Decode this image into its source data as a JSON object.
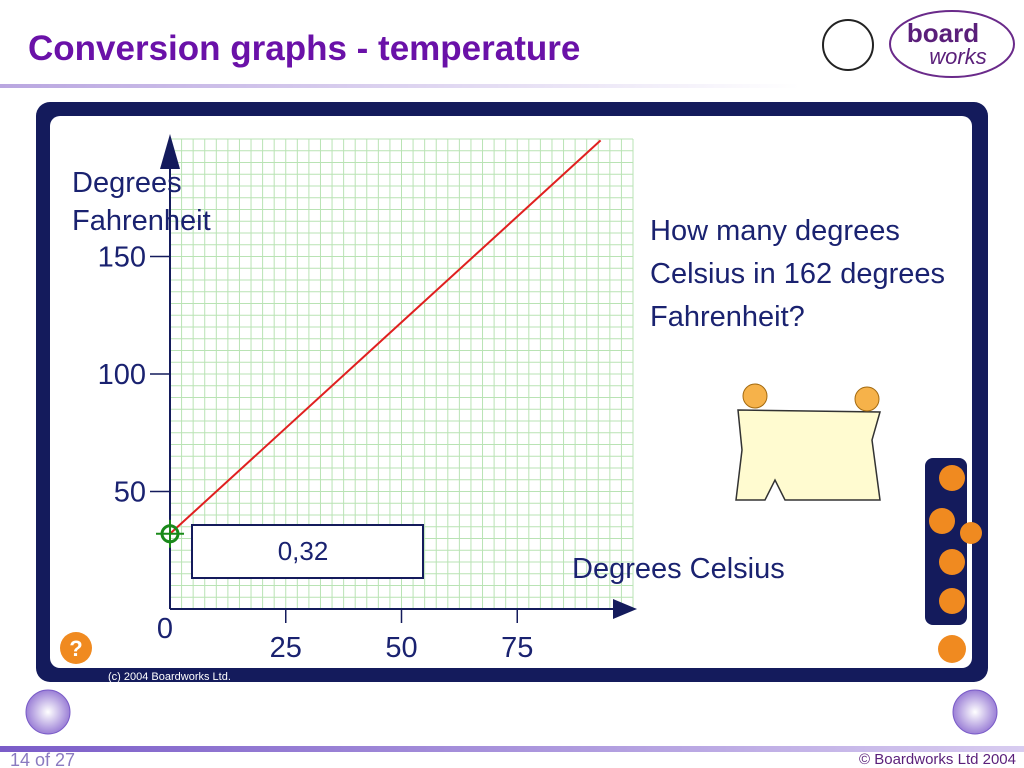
{
  "header": {
    "title": "Conversion graphs - temperature",
    "logo": "board",
    "logo_sub": "works"
  },
  "chart_data": {
    "type": "line",
    "x_label": "Degrees Celsius",
    "y_label": "Degrees Fahrenheit",
    "x": [
      0,
      93
    ],
    "series": [
      {
        "color": "#e02020",
        "values": [
          32,
          199.4
        ]
      }
    ],
    "xlim": [
      0,
      100
    ],
    "ylim": [
      0,
      200
    ],
    "xticks": [
      0,
      25,
      50,
      75
    ],
    "yticks": [
      50,
      100,
      150
    ],
    "grid": true,
    "minor_grid": {
      "x": 2.5,
      "y": 5
    },
    "marker": {
      "x": 0,
      "y": 32,
      "label": "0,32",
      "color": "#1a8a1a"
    }
  },
  "question": "How many degrees Celsius in 162 degrees Fahrenheit?",
  "help_button": "?",
  "copyright_panel": "(c) 2004 Boardworks Ltd.",
  "footer": {
    "page": "14 of 27",
    "copyright": "© Boardworks Ltd 2004"
  }
}
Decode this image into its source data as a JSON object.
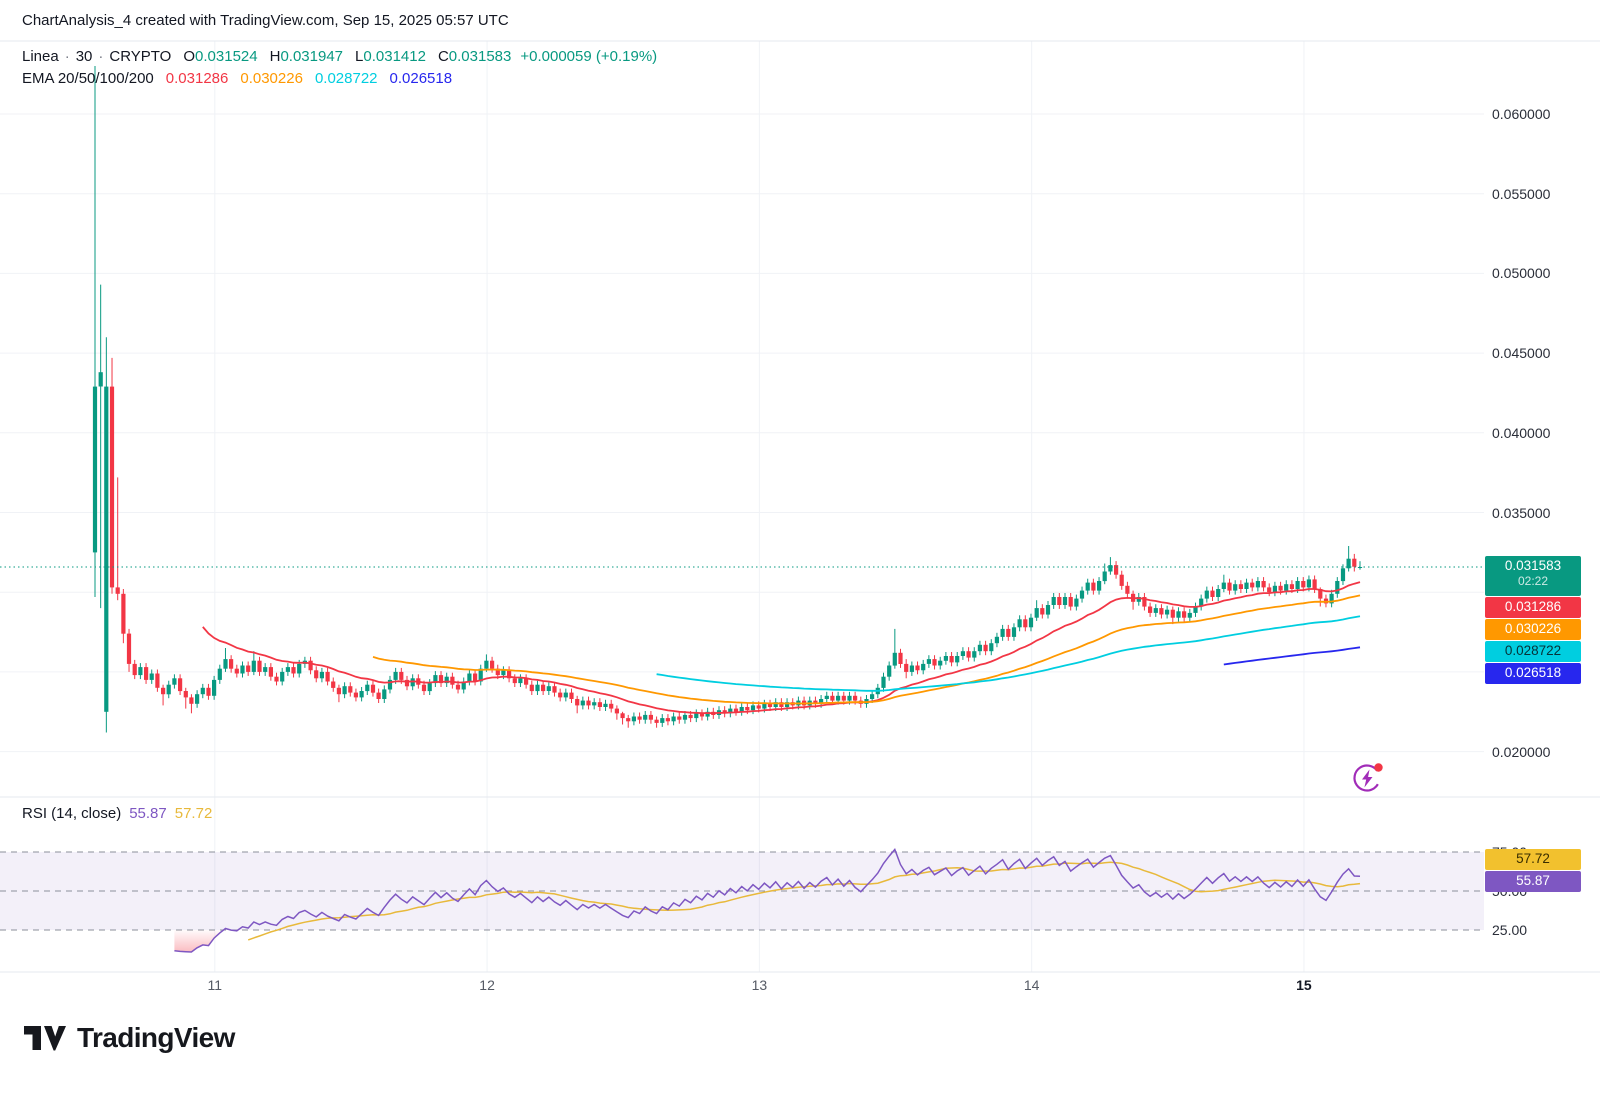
{
  "header": {
    "title": "ChartAnalysis_4 created with TradingView.com, Sep 15, 2025 05:57 UTC"
  },
  "legend": {
    "symbol": "Linea",
    "separator": "·",
    "interval": "30",
    "market": "CRYPTO",
    "ohlc": [
      {
        "label": "O",
        "value": "0.031524"
      },
      {
        "label": "H",
        "value": "0.031947"
      },
      {
        "label": "L",
        "value": "0.031412"
      },
      {
        "label": "C",
        "value": "0.031583"
      }
    ],
    "change": "+0.000059 (+0.19%)",
    "ema_label": "EMA 20/50/100/200",
    "ema_values": [
      "0.031286",
      "0.030226",
      "0.028722",
      "0.026518"
    ]
  },
  "price_axis": {
    "ticks": [
      {
        "text": "0.060000",
        "value": 0.06
      },
      {
        "text": "0.055000",
        "value": 0.055
      },
      {
        "text": "0.050000",
        "value": 0.05
      },
      {
        "text": "0.045000",
        "value": 0.045
      },
      {
        "text": "0.040000",
        "value": 0.04
      },
      {
        "text": "0.035000",
        "value": 0.035
      },
      {
        "text": "0.020000",
        "value": 0.02
      }
    ],
    "labels": [
      {
        "text": "0.031583",
        "sub": "02:22",
        "value": 0.031583,
        "bg": "#089981",
        "fg": "#ffffff"
      },
      {
        "text": "0.031286",
        "value": 0.031286,
        "bg": "#F23645",
        "fg": "#ffffff"
      },
      {
        "text": "0.030226",
        "value": 0.030226,
        "bg": "#FF9800",
        "fg": "#ffffff"
      },
      {
        "text": "0.028722",
        "value": 0.028722,
        "bg": "#00CEE0",
        "fg": "#073238"
      },
      {
        "text": "0.026518",
        "value": 0.026518,
        "bg": "#2727EE",
        "fg": "#ffffff"
      }
    ]
  },
  "rsi_pane": {
    "legend": "RSI (14, close)",
    "value": "55.87",
    "ma_value": "57.72",
    "ticks": [
      {
        "text": "75.00",
        "value": 75
      },
      {
        "text": "50.00",
        "value": 50
      },
      {
        "text": "25.00",
        "value": 25
      }
    ],
    "boxes": [
      {
        "text": "55.87",
        "value": 55.87,
        "bg": "#7E57C2",
        "fg": "#ffffff"
      },
      {
        "text": "57.72",
        "value": 57.72,
        "bg": "#F2C12E",
        "fg": "#3a2e00"
      }
    ]
  },
  "x_axis": {
    "labels": [
      {
        "text": "11",
        "day": 11
      },
      {
        "text": "12",
        "day": 12
      },
      {
        "text": "13",
        "day": 13
      },
      {
        "text": "14",
        "day": 14
      },
      {
        "text": "15",
        "day": 15,
        "emphasis": true
      }
    ]
  },
  "footer": {
    "brand": "TradingView"
  },
  "chart_data": {
    "type": "candlestick",
    "title": "Linea 30-minute chart, CRYPTO",
    "interval_minutes": 30,
    "bars_per_day": 48,
    "x_start_day": 10.56,
    "day_ticks": [
      11,
      12,
      13,
      14,
      15
    ],
    "price_grid": [
      0.06,
      0.055,
      0.05,
      0.045,
      0.04,
      0.035,
      0.03,
      0.025,
      0.02
    ],
    "visible_price_range": [
      0.0186,
      0.0625
    ],
    "current_price": 0.031583,
    "up_color": "#089981",
    "down_color": "#F23645",
    "default_wick": 0.00025,
    "candles": [
      [
        0.0325,
        0.0429,
        0.066,
        0.0297
      ],
      [
        0.0429,
        0.0438,
        0.0493,
        0.029
      ],
      [
        0.0225,
        0.0429,
        0.046,
        0.0212
      ],
      [
        0.0429,
        0.0303,
        0.0447,
        0.0299
      ],
      [
        0.0303,
        0.0299,
        0.0372,
        0.0295
      ],
      [
        0.0299,
        0.0274,
        0.0302,
        0.0268
      ],
      [
        0.0274,
        0.0255,
        0.0277,
        0.025
      ],
      [
        0.0255,
        0.0248
      ],
      [
        0.0248,
        0.0253
      ],
      [
        0.0253,
        0.0245
      ],
      [
        0.0245,
        0.0249
      ],
      [
        0.0249,
        0.024
      ],
      [
        0.024,
        0.0236,
        0.0242,
        0.0229
      ],
      [
        0.0236,
        0.0242
      ],
      [
        0.0242,
        0.0246
      ],
      [
        0.0246,
        0.0238
      ],
      [
        0.0238,
        0.0234,
        0.024,
        0.0227
      ],
      [
        0.0234,
        0.023,
        0.0236,
        0.0224
      ],
      [
        0.023,
        0.0236
      ],
      [
        0.0236,
        0.024
      ],
      [
        0.024,
        0.0235
      ],
      [
        0.0235,
        0.0245
      ],
      [
        0.0245,
        0.0252
      ],
      [
        0.0252,
        0.0258,
        0.0265,
        0.025
      ],
      [
        0.0258,
        0.0252
      ],
      [
        0.0252,
        0.0249
      ],
      [
        0.0249,
        0.0254
      ],
      [
        0.0254,
        0.025
      ],
      [
        0.025,
        0.0257,
        0.0263,
        0.0248
      ],
      [
        0.0257,
        0.025
      ],
      [
        0.025,
        0.0253
      ],
      [
        0.0253,
        0.0247
      ],
      [
        0.0247,
        0.0244
      ],
      [
        0.0244,
        0.025
      ],
      [
        0.025,
        0.0253
      ],
      [
        0.0253,
        0.0249
      ],
      [
        0.0249,
        0.0255
      ],
      [
        0.0255,
        0.0257
      ],
      [
        0.0257,
        0.0251
      ],
      [
        0.0251,
        0.0246
      ],
      [
        0.0246,
        0.025
      ],
      [
        0.025,
        0.0244
      ],
      [
        0.0244,
        0.024
      ],
      [
        0.024,
        0.0236,
        0.0242,
        0.0231
      ],
      [
        0.0236,
        0.0241
      ],
      [
        0.0241,
        0.0237
      ],
      [
        0.0237,
        0.0234
      ],
      [
        0.0234,
        0.0238
      ],
      [
        0.0238,
        0.0242
      ],
      [
        0.0242,
        0.0237
      ],
      [
        0.0237,
        0.0233
      ],
      [
        0.0233,
        0.0239
      ],
      [
        0.0239,
        0.0245
      ],
      [
        0.0245,
        0.025
      ],
      [
        0.025,
        0.0245
      ],
      [
        0.0245,
        0.0241
      ],
      [
        0.0241,
        0.0246
      ],
      [
        0.0246,
        0.0242
      ],
      [
        0.0242,
        0.0238
      ],
      [
        0.0238,
        0.0243
      ],
      [
        0.0243,
        0.0248
      ],
      [
        0.0248,
        0.0243
      ],
      [
        0.0243,
        0.0247
      ],
      [
        0.0247,
        0.0242
      ],
      [
        0.0242,
        0.0239
      ],
      [
        0.0239,
        0.0244
      ],
      [
        0.0244,
        0.0249
      ],
      [
        0.0249,
        0.0244
      ],
      [
        0.0244,
        0.0252
      ],
      [
        0.0252,
        0.0257,
        0.0261,
        0.025
      ],
      [
        0.0257,
        0.0252
      ],
      [
        0.0252,
        0.0248
      ],
      [
        0.0248,
        0.0251
      ],
      [
        0.0251,
        0.0246
      ],
      [
        0.0246,
        0.0243
      ],
      [
        0.0243,
        0.0246
      ],
      [
        0.0246,
        0.0242
      ],
      [
        0.0242,
        0.0238
      ],
      [
        0.0238,
        0.0242
      ],
      [
        0.0242,
        0.0238
      ],
      [
        0.0238,
        0.0241
      ],
      [
        0.0241,
        0.0237
      ],
      [
        0.0237,
        0.0234
      ],
      [
        0.0234,
        0.0237
      ],
      [
        0.0237,
        0.0233
      ],
      [
        0.0233,
        0.0229,
        0.0235,
        0.0224
      ],
      [
        0.0229,
        0.0232
      ],
      [
        0.0232,
        0.0229
      ],
      [
        0.0229,
        0.0231
      ],
      [
        0.0231,
        0.0228
      ],
      [
        0.0228,
        0.023
      ],
      [
        0.023,
        0.0227
      ],
      [
        0.0227,
        0.0224,
        0.0229,
        0.022
      ],
      [
        0.0224,
        0.0221,
        0.0225,
        0.0217
      ],
      [
        0.0221,
        0.0219,
        0.0223,
        0.0215
      ],
      [
        0.0219,
        0.0222
      ],
      [
        0.0222,
        0.022
      ],
      [
        0.022,
        0.0223
      ],
      [
        0.0223,
        0.022
      ],
      [
        0.022,
        0.0218,
        0.0222,
        0.0215
      ],
      [
        0.0218,
        0.0221
      ],
      [
        0.0221,
        0.0219
      ],
      [
        0.0219,
        0.0222
      ],
      [
        0.0222,
        0.022
      ],
      [
        0.022,
        0.0223
      ],
      [
        0.0223,
        0.0221
      ],
      [
        0.0221,
        0.0224
      ],
      [
        0.0224,
        0.0222
      ],
      [
        0.0222,
        0.0225
      ],
      [
        0.0225,
        0.0223
      ],
      [
        0.0223,
        0.0226
      ],
      [
        0.0226,
        0.0224
      ],
      [
        0.0224,
        0.0227
      ],
      [
        0.0227,
        0.0225
      ],
      [
        0.0225,
        0.0228
      ],
      [
        0.0228,
        0.0226
      ],
      [
        0.0226,
        0.0229
      ],
      [
        0.0229,
        0.0227
      ],
      [
        0.0227,
        0.023
      ],
      [
        0.023,
        0.0228
      ],
      [
        0.0228,
        0.0231
      ],
      [
        0.0231,
        0.0228
      ],
      [
        0.0228,
        0.0231
      ],
      [
        0.0231,
        0.0229
      ],
      [
        0.0229,
        0.0232
      ],
      [
        0.0232,
        0.0229
      ],
      [
        0.0229,
        0.0232
      ],
      [
        0.0232,
        0.023
      ],
      [
        0.023,
        0.0233
      ],
      [
        0.0233,
        0.0235
      ],
      [
        0.0235,
        0.0232
      ],
      [
        0.0232,
        0.0235
      ],
      [
        0.0235,
        0.0232
      ],
      [
        0.0232,
        0.0235
      ],
      [
        0.0235,
        0.0232
      ],
      [
        0.0232,
        0.023
      ],
      [
        0.023,
        0.0233
      ],
      [
        0.0233,
        0.0236
      ],
      [
        0.0236,
        0.024
      ],
      [
        0.024,
        0.0247
      ],
      [
        0.0247,
        0.0254
      ],
      [
        0.0254,
        0.0262,
        0.0277,
        0.0252
      ],
      [
        0.0262,
        0.0255
      ],
      [
        0.0255,
        0.025,
        0.0258,
        0.0246
      ],
      [
        0.025,
        0.0254
      ],
      [
        0.0254,
        0.0251
      ],
      [
        0.0251,
        0.0255
      ],
      [
        0.0255,
        0.0258
      ],
      [
        0.0258,
        0.0254
      ],
      [
        0.0254,
        0.0257
      ],
      [
        0.0257,
        0.026
      ],
      [
        0.026,
        0.0256
      ],
      [
        0.0256,
        0.026
      ],
      [
        0.026,
        0.0263
      ],
      [
        0.0263,
        0.0259
      ],
      [
        0.0259,
        0.0263
      ],
      [
        0.0263,
        0.0267
      ],
      [
        0.0267,
        0.0263
      ],
      [
        0.0263,
        0.0268
      ],
      [
        0.0268,
        0.0272
      ],
      [
        0.0272,
        0.0277
      ],
      [
        0.0277,
        0.0272
      ],
      [
        0.0272,
        0.0278
      ],
      [
        0.0278,
        0.0283
      ],
      [
        0.0283,
        0.0278
      ],
      [
        0.0278,
        0.0284
      ],
      [
        0.0284,
        0.029,
        0.0295,
        0.0282
      ],
      [
        0.029,
        0.0286
      ],
      [
        0.0286,
        0.0292
      ],
      [
        0.0292,
        0.0297
      ],
      [
        0.0297,
        0.0292
      ],
      [
        0.0292,
        0.0297
      ],
      [
        0.0297,
        0.0291
      ],
      [
        0.0291,
        0.0296
      ],
      [
        0.0296,
        0.0301
      ],
      [
        0.0301,
        0.0306
      ],
      [
        0.0306,
        0.0301
      ],
      [
        0.0301,
        0.0307
      ],
      [
        0.0307,
        0.0313,
        0.0318,
        0.0305
      ],
      [
        0.0313,
        0.0317,
        0.0322,
        0.0311
      ],
      [
        0.0317,
        0.0311
      ],
      [
        0.0311,
        0.0304
      ],
      [
        0.0304,
        0.0299
      ],
      [
        0.0299,
        0.0294,
        0.0301,
        0.0289
      ],
      [
        0.0294,
        0.0297
      ],
      [
        0.0297,
        0.0291
      ],
      [
        0.0291,
        0.0287
      ],
      [
        0.0287,
        0.029
      ],
      [
        0.029,
        0.0286
      ],
      [
        0.0286,
        0.0289
      ],
      [
        0.0289,
        0.0284,
        0.0291,
        0.028
      ],
      [
        0.0284,
        0.0288
      ],
      [
        0.0288,
        0.0284
      ],
      [
        0.0284,
        0.0287
      ],
      [
        0.0287,
        0.0291
      ],
      [
        0.0291,
        0.0296
      ],
      [
        0.0296,
        0.0301
      ],
      [
        0.0301,
        0.0297
      ],
      [
        0.0297,
        0.0302
      ],
      [
        0.0302,
        0.0306,
        0.0311,
        0.03
      ],
      [
        0.0306,
        0.0301
      ],
      [
        0.0301,
        0.0305
      ],
      [
        0.0305,
        0.0302
      ],
      [
        0.0302,
        0.0306
      ],
      [
        0.0306,
        0.0303
      ],
      [
        0.0303,
        0.0307
      ],
      [
        0.0307,
        0.0303
      ],
      [
        0.0303,
        0.03
      ],
      [
        0.03,
        0.0304
      ],
      [
        0.0304,
        0.0301
      ],
      [
        0.0301,
        0.0305
      ],
      [
        0.0305,
        0.0302
      ],
      [
        0.0302,
        0.0307
      ],
      [
        0.0307,
        0.0303
      ],
      [
        0.0303,
        0.0308
      ],
      [
        0.0308,
        0.0302
      ],
      [
        0.0302,
        0.0296,
        0.0303,
        0.0291
      ],
      [
        0.0296,
        0.0293
      ],
      [
        0.0293,
        0.0299
      ],
      [
        0.0299,
        0.0307
      ],
      [
        0.0307,
        0.0315
      ],
      [
        0.0315,
        0.0321,
        0.0329,
        0.0313
      ],
      [
        0.0321,
        0.0316,
        0.0324,
        0.0313
      ],
      [
        0.031524,
        0.031583,
        0.031947,
        0.031412
      ]
    ],
    "overlays": [
      {
        "name": "EMA 20",
        "period": 20,
        "color": "#F23645",
        "last": 0.031286
      },
      {
        "name": "EMA 50",
        "period": 50,
        "color": "#FF9800",
        "last": 0.030226
      },
      {
        "name": "EMA 100",
        "period": 100,
        "color": "#00CEE0",
        "last": 0.028722
      },
      {
        "name": "EMA 200",
        "period": 200,
        "color": "#2727EE",
        "last": 0.026518
      }
    ],
    "rsi": {
      "period": 14,
      "ma_period": 14,
      "color": "#7E57C2",
      "ma_color": "#E8B93B",
      "levels": [
        75,
        50,
        25
      ],
      "band": [
        25,
        75
      ],
      "band_fill": "rgba(126,87,194,0.09)",
      "oversold_color": "#F23645",
      "overbought_color": "#089981",
      "last": 55.87,
      "ma_last": 57.72
    }
  }
}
+++++
Copy out every line that includes the word "Celsius".

EXERCISE RESPONSE |
    "x_label": "Degrees Celsius",
  "question": "How many degrees Celsius in 162 degrees Fahrenheit?",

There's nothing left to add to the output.